** What is needed **
Collect each line of the entries that holds the string "before".

** Entries **
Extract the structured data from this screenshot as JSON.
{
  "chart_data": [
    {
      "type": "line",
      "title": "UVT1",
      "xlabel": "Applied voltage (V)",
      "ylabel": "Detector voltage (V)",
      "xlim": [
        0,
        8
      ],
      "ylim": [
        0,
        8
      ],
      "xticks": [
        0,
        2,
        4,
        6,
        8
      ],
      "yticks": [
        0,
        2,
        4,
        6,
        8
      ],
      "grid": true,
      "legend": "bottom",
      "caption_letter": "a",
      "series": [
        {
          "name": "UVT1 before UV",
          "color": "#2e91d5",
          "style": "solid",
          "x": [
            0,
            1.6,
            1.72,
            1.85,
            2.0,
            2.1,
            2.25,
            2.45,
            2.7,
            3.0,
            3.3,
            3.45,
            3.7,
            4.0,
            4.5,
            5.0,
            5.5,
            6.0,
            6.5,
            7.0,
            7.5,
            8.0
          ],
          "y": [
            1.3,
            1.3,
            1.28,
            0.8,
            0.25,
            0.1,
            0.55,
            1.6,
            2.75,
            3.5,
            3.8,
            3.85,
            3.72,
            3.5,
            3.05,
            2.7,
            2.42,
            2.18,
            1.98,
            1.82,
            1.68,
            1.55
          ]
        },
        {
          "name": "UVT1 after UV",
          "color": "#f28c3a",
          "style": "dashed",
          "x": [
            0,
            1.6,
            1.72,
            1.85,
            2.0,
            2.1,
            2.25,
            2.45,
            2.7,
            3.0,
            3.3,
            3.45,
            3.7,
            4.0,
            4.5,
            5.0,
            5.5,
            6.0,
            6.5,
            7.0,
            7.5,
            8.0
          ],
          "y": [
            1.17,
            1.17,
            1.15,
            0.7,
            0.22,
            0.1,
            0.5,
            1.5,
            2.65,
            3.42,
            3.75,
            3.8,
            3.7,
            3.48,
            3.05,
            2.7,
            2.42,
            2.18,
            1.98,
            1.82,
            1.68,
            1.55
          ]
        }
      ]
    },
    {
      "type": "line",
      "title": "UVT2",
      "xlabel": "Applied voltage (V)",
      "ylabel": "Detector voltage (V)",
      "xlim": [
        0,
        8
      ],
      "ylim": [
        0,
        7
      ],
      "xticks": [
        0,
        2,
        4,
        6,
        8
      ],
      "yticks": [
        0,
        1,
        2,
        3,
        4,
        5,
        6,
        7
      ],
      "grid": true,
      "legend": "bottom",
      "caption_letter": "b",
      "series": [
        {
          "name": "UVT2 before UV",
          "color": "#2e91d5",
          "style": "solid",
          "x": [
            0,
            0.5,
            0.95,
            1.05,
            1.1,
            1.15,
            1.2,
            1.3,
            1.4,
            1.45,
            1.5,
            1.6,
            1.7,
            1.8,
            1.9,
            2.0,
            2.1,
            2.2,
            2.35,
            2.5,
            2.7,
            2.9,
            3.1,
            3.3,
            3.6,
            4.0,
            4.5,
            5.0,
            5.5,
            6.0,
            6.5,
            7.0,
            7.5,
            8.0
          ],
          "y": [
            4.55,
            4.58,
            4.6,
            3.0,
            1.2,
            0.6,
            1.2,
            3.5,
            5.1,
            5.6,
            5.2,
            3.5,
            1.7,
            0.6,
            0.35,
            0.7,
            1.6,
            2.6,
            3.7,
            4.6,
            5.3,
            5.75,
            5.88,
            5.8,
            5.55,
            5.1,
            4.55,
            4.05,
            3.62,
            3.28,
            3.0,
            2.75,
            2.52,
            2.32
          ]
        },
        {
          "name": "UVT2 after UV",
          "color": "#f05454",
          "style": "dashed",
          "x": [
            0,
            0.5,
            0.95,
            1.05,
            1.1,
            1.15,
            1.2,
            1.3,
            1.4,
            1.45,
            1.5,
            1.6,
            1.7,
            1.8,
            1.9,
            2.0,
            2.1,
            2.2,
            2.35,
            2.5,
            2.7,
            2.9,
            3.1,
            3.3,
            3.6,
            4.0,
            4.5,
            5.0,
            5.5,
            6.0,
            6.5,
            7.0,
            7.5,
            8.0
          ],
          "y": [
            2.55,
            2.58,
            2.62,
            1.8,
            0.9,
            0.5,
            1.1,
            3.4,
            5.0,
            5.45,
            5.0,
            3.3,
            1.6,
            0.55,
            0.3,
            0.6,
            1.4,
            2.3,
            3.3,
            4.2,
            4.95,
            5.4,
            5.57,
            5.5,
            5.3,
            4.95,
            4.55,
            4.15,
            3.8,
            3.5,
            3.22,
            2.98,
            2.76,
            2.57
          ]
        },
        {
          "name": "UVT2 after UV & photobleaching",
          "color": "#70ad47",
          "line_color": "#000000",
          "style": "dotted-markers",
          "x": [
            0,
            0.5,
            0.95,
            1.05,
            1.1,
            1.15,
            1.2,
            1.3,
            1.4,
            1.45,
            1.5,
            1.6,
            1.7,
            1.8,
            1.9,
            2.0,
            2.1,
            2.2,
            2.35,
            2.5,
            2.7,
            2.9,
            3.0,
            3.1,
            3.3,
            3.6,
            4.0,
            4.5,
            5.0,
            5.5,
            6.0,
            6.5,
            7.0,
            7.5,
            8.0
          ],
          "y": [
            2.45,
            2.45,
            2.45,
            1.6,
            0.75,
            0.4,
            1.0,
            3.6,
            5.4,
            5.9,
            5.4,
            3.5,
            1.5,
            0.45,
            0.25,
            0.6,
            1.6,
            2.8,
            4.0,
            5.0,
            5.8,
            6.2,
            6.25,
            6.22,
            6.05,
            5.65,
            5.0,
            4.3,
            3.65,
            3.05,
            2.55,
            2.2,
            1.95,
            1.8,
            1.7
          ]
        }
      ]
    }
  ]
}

** The response **
          "name": "UVT1 before UV",
          "name": "UVT2 before UV",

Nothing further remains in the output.